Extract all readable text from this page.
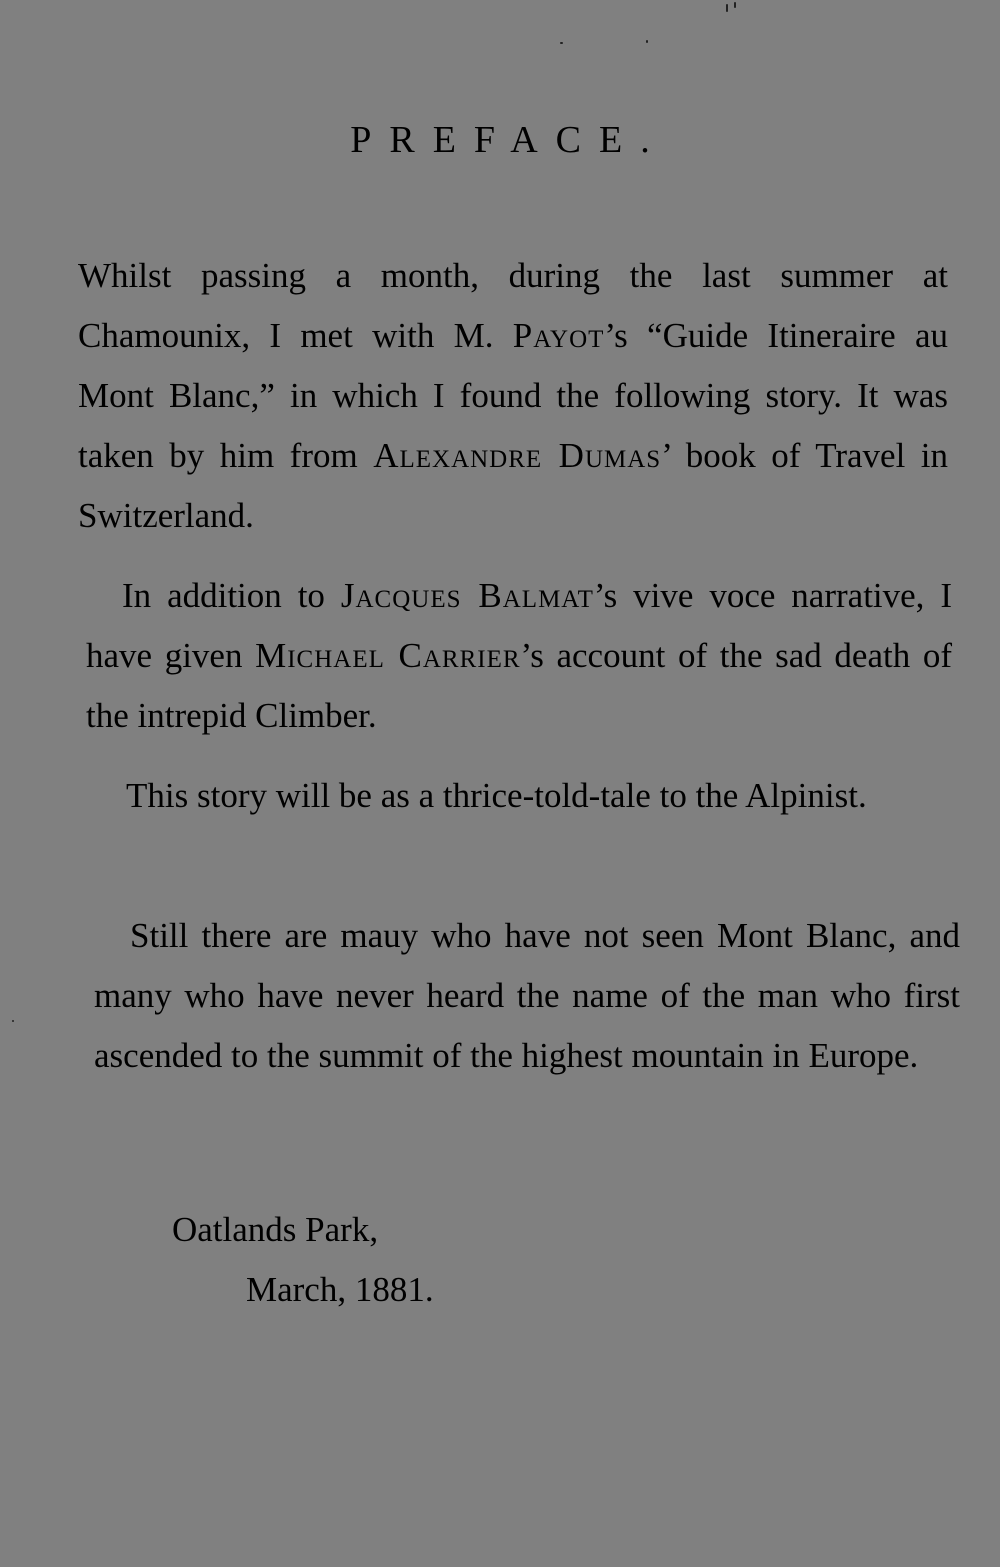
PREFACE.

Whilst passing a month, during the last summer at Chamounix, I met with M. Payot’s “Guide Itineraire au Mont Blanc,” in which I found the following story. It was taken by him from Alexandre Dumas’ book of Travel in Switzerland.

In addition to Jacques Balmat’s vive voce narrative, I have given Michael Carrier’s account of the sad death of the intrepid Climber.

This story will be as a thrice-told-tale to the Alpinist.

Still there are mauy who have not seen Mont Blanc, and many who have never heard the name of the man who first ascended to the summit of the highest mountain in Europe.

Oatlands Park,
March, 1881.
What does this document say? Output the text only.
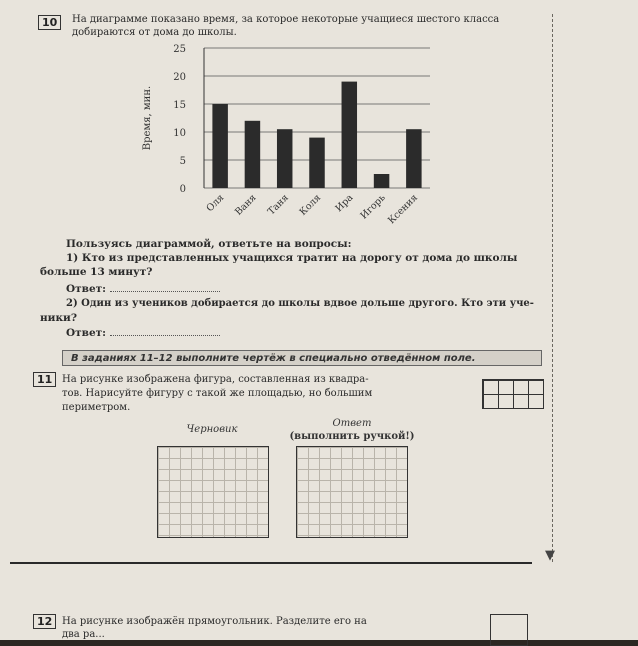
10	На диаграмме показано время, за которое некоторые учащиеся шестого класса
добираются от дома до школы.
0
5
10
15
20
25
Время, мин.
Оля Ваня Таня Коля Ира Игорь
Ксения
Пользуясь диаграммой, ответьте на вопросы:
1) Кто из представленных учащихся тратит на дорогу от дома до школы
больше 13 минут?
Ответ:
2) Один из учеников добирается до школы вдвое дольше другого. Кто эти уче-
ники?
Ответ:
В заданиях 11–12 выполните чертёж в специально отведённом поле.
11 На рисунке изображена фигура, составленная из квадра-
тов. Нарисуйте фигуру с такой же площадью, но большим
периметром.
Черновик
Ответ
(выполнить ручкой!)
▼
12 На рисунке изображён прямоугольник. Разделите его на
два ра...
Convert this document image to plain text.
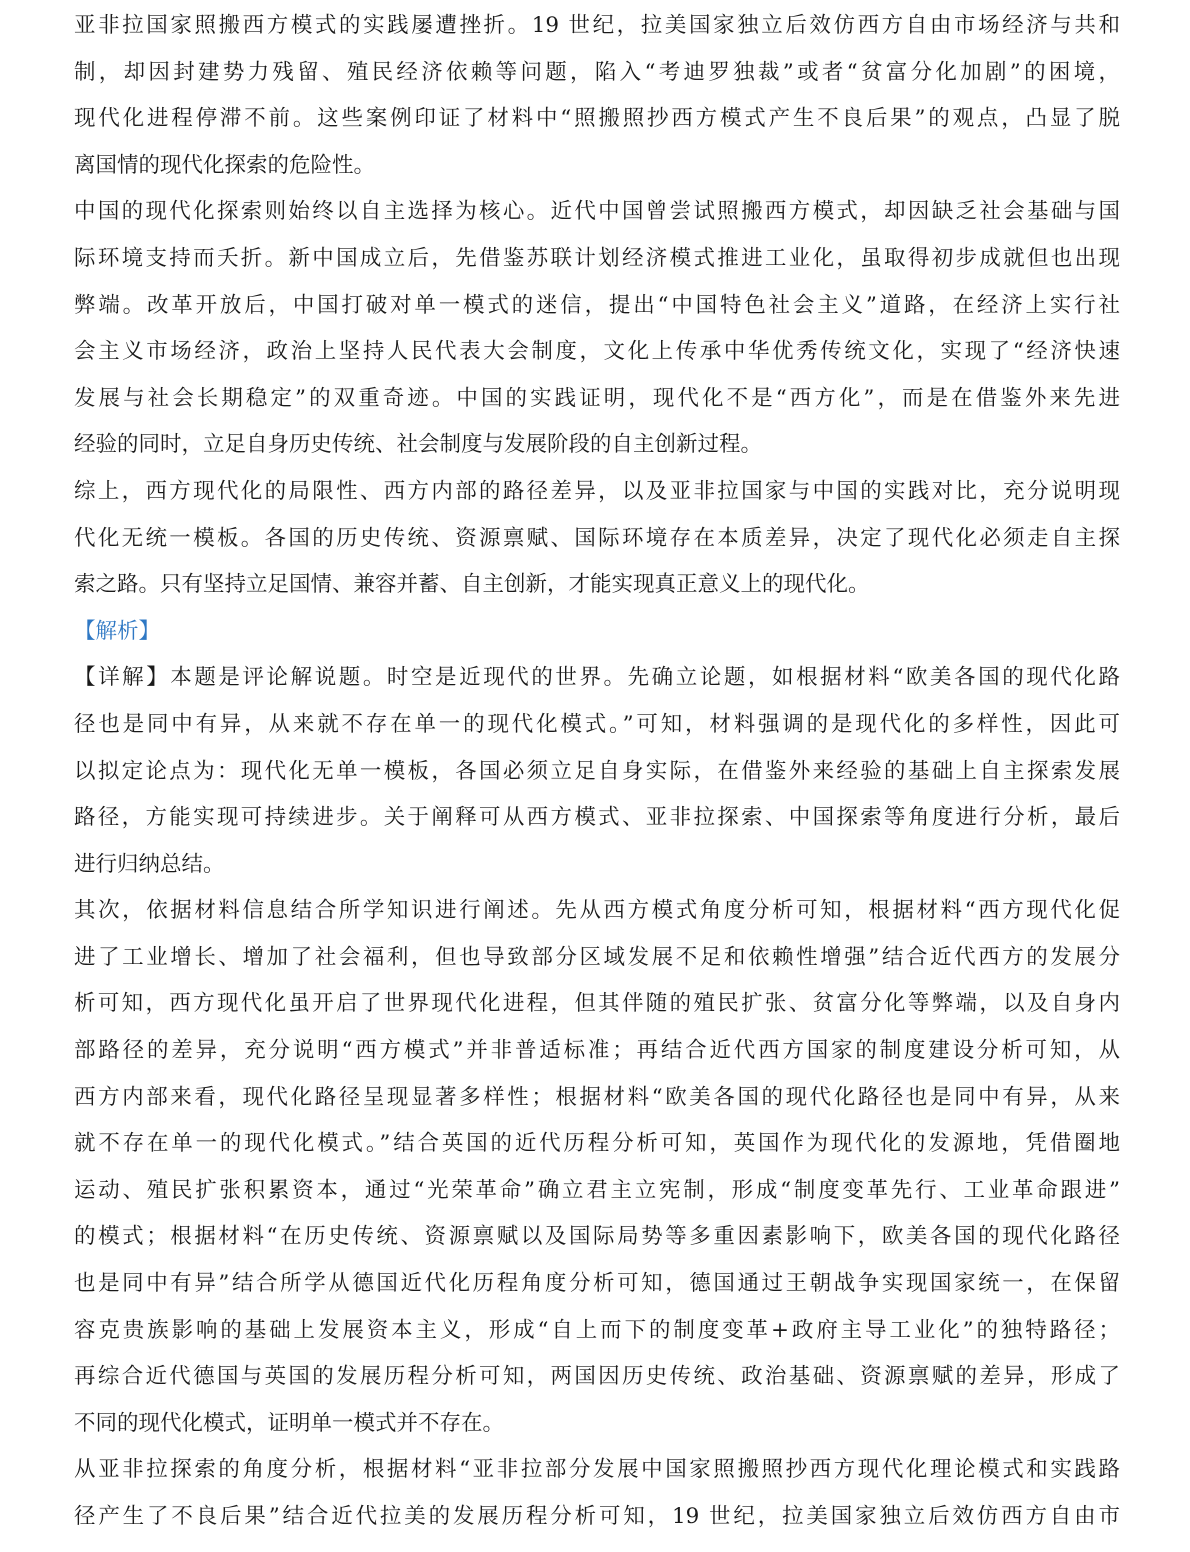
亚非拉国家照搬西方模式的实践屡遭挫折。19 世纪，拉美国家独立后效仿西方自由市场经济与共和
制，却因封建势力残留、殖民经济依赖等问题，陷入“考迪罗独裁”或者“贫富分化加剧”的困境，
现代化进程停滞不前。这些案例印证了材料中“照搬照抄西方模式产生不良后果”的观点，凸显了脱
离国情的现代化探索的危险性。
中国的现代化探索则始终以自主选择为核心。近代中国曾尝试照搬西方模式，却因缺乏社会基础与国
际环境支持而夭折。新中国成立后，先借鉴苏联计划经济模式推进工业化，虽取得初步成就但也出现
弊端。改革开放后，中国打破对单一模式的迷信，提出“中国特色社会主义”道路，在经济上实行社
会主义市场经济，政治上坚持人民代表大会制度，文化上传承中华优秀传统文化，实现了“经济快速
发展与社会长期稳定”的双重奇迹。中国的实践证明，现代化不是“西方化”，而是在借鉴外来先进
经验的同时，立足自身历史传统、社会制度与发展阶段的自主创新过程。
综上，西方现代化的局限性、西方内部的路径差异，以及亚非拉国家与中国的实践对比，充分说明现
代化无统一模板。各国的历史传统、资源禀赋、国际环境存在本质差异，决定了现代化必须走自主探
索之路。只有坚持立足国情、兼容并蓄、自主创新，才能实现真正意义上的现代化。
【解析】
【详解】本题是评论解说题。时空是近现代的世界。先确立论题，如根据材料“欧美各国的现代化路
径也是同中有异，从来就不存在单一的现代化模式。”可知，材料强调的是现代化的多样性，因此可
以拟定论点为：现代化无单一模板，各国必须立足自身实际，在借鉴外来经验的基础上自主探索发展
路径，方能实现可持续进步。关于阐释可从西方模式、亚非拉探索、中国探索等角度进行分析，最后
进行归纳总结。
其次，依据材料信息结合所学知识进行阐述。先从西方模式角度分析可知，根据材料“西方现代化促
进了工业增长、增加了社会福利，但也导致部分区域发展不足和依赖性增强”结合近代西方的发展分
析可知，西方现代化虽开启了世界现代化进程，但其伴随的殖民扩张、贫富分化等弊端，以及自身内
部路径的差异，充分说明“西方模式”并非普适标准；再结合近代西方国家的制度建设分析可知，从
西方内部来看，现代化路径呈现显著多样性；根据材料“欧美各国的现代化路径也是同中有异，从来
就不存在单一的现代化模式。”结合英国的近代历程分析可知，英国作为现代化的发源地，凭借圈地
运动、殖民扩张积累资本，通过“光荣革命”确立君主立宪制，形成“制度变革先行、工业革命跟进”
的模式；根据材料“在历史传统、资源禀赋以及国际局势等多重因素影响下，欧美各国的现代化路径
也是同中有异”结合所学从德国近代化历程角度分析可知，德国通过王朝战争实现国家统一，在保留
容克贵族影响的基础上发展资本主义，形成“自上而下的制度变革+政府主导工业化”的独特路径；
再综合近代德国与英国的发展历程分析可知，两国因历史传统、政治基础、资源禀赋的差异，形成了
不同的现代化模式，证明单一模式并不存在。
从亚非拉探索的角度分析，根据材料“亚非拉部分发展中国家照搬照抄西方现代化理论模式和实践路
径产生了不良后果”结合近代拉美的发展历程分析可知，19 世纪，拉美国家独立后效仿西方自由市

****

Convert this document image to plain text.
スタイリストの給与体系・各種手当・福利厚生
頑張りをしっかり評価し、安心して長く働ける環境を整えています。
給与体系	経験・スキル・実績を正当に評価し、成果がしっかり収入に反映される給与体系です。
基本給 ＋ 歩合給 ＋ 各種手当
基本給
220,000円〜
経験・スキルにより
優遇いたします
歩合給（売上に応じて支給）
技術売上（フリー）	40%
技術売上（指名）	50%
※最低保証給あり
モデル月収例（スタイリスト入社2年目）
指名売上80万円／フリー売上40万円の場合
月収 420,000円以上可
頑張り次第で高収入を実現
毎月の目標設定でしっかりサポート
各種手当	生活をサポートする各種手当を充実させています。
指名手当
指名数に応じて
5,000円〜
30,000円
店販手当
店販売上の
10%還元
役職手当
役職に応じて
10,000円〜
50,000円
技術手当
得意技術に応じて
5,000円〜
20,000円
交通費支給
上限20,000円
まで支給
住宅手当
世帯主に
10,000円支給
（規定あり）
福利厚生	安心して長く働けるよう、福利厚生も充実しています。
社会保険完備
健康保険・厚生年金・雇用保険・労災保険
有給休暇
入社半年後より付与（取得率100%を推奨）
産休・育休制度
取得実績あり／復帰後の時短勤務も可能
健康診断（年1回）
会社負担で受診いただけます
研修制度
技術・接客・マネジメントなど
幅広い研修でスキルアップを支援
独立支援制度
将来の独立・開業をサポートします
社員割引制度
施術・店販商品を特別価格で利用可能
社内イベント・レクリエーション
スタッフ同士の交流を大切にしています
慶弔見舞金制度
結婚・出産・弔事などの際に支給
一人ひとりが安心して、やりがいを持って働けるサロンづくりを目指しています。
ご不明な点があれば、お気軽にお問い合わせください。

****

◆ **Task objective**
Look through the records and gather every line containing "Mont".

◆ **Solution**
Whilst passing a month, during the last summer at Chamounix, I met with M. Payot’s “Guide Itineraire au Mont Blanc,” in which I found the following story. It was taken by him from Alexandre Dumas’ book of Travel in Switzerland.
Still there are mauy who have not seen Mont Blanc, and many who have never heard the name of the man who first ascended to the summit of the highest mountain in Europe.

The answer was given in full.